──────── GIVEN RECORDS
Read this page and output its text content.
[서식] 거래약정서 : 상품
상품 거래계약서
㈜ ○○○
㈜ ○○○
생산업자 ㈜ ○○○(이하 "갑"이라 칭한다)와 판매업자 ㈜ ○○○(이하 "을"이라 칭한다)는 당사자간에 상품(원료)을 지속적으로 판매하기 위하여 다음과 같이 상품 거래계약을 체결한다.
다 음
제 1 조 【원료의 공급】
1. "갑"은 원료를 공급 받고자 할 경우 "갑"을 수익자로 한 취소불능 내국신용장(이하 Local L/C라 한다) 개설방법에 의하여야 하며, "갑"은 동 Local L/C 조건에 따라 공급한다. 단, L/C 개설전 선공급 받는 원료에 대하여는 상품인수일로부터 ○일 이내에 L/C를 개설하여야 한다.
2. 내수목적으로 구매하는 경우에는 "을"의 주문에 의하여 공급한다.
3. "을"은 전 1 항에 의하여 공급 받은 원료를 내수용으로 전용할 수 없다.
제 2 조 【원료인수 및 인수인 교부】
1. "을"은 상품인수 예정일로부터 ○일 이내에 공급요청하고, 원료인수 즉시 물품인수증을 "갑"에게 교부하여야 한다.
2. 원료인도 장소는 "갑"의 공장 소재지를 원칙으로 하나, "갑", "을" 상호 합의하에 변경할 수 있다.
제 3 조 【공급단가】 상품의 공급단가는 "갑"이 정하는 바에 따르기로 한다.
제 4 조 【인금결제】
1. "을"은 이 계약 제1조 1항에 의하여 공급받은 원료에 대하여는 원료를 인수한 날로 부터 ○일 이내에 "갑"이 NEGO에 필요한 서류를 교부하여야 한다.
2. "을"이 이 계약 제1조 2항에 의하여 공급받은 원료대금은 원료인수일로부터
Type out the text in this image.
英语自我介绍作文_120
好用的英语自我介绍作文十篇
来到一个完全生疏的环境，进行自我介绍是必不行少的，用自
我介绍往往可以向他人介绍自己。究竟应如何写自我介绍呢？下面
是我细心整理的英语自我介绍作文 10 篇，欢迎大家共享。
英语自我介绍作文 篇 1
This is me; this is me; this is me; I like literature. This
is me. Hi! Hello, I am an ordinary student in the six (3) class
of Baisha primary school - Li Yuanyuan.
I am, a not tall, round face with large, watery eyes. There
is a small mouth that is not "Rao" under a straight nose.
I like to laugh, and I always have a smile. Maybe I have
────────────────
REQUIRED WORK —
The required output is the number of lines containing the word "text", and nothing besides.

WRITTEN RESPONSE —
2